JOB
Scan the data below. Pull out each line where "milk" occurs.

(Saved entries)
◆ ◆ ◆ ◆ ◆
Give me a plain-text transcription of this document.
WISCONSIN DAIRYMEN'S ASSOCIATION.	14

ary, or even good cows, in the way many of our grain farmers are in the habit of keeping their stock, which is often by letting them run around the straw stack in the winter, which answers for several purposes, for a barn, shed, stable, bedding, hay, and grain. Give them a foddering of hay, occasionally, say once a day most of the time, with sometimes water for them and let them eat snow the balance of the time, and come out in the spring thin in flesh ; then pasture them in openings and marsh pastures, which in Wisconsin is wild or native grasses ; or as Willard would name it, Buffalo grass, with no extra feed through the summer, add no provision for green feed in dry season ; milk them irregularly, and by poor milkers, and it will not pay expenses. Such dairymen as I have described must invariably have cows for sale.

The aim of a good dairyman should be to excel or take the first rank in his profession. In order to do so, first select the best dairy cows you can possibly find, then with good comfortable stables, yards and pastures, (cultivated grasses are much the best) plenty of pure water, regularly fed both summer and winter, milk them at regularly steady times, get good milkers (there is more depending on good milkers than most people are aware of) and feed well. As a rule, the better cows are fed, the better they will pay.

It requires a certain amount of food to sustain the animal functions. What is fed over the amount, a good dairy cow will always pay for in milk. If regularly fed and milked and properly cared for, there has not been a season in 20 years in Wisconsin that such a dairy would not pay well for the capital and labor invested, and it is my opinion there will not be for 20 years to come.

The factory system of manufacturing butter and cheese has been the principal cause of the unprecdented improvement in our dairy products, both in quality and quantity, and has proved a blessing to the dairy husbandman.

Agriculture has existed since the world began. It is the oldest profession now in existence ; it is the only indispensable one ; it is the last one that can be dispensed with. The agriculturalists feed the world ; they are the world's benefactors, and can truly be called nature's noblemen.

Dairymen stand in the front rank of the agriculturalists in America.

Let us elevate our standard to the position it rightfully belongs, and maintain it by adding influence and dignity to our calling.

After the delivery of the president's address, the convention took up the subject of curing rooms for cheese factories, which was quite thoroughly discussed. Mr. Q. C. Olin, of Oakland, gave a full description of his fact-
◆ ◆ ◆ ◆ ◆
SOLUTION
ary, or even good cows, in the way many of our grain farmers are in the habit of keeping their stock, which is often by letting them run around the straw stack in the winter, which answers for several purposes, for a barn, shed, stable, bedding, hay, and grain. Give them a foddering of hay, occasionally, say once a day most of the time, with sometimes water for them and let them eat snow the balance of the time, and come out in the spring thin in flesh ; then pasture them in openings and marsh pastures, which in Wisconsin is wild or native grasses ; or as Willard would name it, Buffalo grass, with no extra feed through the summer, add no provision for green feed in dry season ; milk them irregularly, and by poor milkers, and it will not pay expenses. Such dairymen as I have described must invariably have cows for sale.
The aim of a good dairyman should be to excel or take the first rank in his profession. In order to do so, first select the best dairy cows you can possibly find, then with good comfortable stables, yards and pastures, (cultivated grasses are much the best) plenty of pure water, regularly fed both summer and winter, milk them at regularly steady times, get good milkers (there is more depending on good milkers than most people are aware of) and feed well. As a rule, the better cows are fed, the better they will pay.
It requires a certain amount of food to sustain the animal functions. What is fed over the amount, a good dairy cow will always pay for in milk. If regularly fed and milked and properly cared for, there has not been a season in 20 years in Wisconsin that such a dairy would not pay well for the capital and labor invested, and it is my opinion there will not be for 20 years to come.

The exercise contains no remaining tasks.